Exercise description: Provide a single number: the count of lines containing the string "外来院内処方箋".

Provided records:
_ _ _

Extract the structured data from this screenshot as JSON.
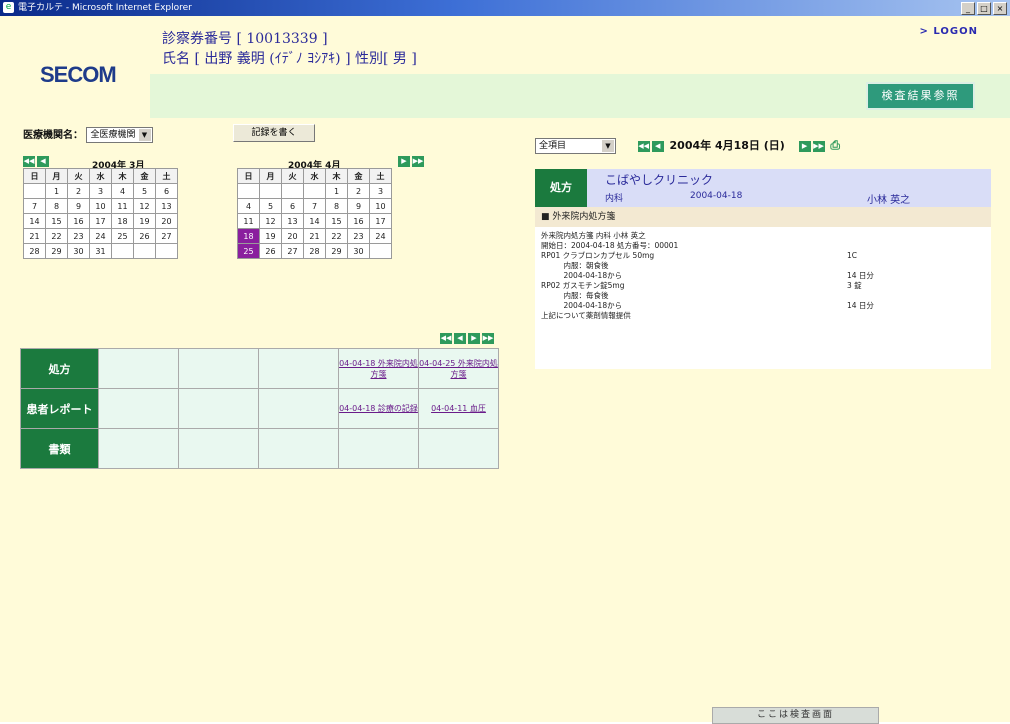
{
  "window": {
    "title": "電子カルテ - Microsoft Internet Explorer",
    "buttons": [
      "_",
      "□",
      "×"
    ]
  },
  "header": {
    "logo": "SECOM",
    "card_no_line": "診察券番号 [ 10013339 ]",
    "name_line": "氏名 [ 出野 義明 (ｲﾃﾞﾉ ﾖｼｱｷ) ] 性別[ 男 ]",
    "logon": "> LOGON",
    "menu_button": "検査結果参照"
  },
  "left": {
    "facility_label": "医療機関名：",
    "facility_value": "全医療機関",
    "record_button": "記録を書く",
    "nav_prev2": "◀◀",
    "nav_prev": "◀",
    "nav_next": "▶",
    "nav_next2": "▶▶",
    "calendars": [
      {
        "title": "2004年 3月",
        "dow": [
          "日",
          "月",
          "火",
          "水",
          "木",
          "金",
          "土"
        ],
        "weeks": [
          [
            "",
            "1",
            "2",
            "3",
            "4",
            "5",
            "6"
          ],
          [
            "7",
            "8",
            "9",
            "10",
            "11",
            "12",
            "13"
          ],
          [
            "14",
            "15",
            "16",
            "17",
            "18",
            "19",
            "20"
          ],
          [
            "21",
            "22",
            "23",
            "24",
            "25",
            "26",
            "27"
          ],
          [
            "28",
            "29",
            "30",
            "31",
            "",
            "",
            ""
          ]
        ]
      },
      {
        "title": "2004年 4月",
        "dow": [
          "日",
          "月",
          "火",
          "水",
          "木",
          "金",
          "土"
        ],
        "weeks": [
          [
            "",
            "",
            "",
            "",
            "1",
            "2",
            "3"
          ],
          [
            "4",
            "5",
            "6",
            "7",
            "8",
            "9",
            "10"
          ],
          [
            "11",
            "12",
            "13",
            "14",
            "15",
            "16",
            "17"
          ],
          [
            "18",
            "19",
            "20",
            "21",
            "22",
            "23",
            "24"
          ],
          [
            "25",
            "26",
            "27",
            "28",
            "29",
            "30",
            ""
          ]
        ],
        "highlighted": [
          "18",
          "25"
        ]
      }
    ],
    "grid": {
      "rows": [
        {
          "label": "処方",
          "cells": [
            "",
            "",
            "",
            "04-04-18 外来院内処方箋",
            "04-04-25 外来院内処方箋"
          ]
        },
        {
          "label": "患者レポート",
          "cells": [
            "",
            "",
            "",
            "04-04-18 診療の記録",
            "04-04-11 血圧"
          ]
        },
        {
          "label": "書類",
          "cells": [
            "",
            "",
            "",
            "",
            ""
          ]
        }
      ]
    }
  },
  "right": {
    "filter_value": "全項目",
    "current_date": "2004年 4月18日 (日)",
    "record": {
      "tag": "処方",
      "clinic": "こばやしクリニック",
      "dept": "内科",
      "date": "2004-04-18",
      "doctor": "小林 英之",
      "section": "■ 外来院内処方箋",
      "lines": [
        {
          "t": "外来院内処方箋 内科 小林 英之",
          "r": ""
        },
        {
          "t": "開始日：2004-04-18 処方番号：00001",
          "r": ""
        },
        {
          "t": "RP01 クラブロンカプセル 50mg",
          "r": "1C"
        },
        {
          "t": "　　　内服：朝食後",
          "r": ""
        },
        {
          "t": "　　　2004-04-18から",
          "r": "14 日分"
        },
        {
          "t": "RP02 ガスモチン錠5mg",
          "r": "3 錠"
        },
        {
          "t": "　　　内服：毎食後",
          "r": ""
        },
        {
          "t": "　　　2004-04-18から",
          "r": "14 日分"
        },
        {
          "t": "上記について薬剤情報提供",
          "r": ""
        }
      ]
    }
  },
  "footer": {
    "tab": "ここは検査画面"
  }
}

_ _ _

Result for this exercise: 4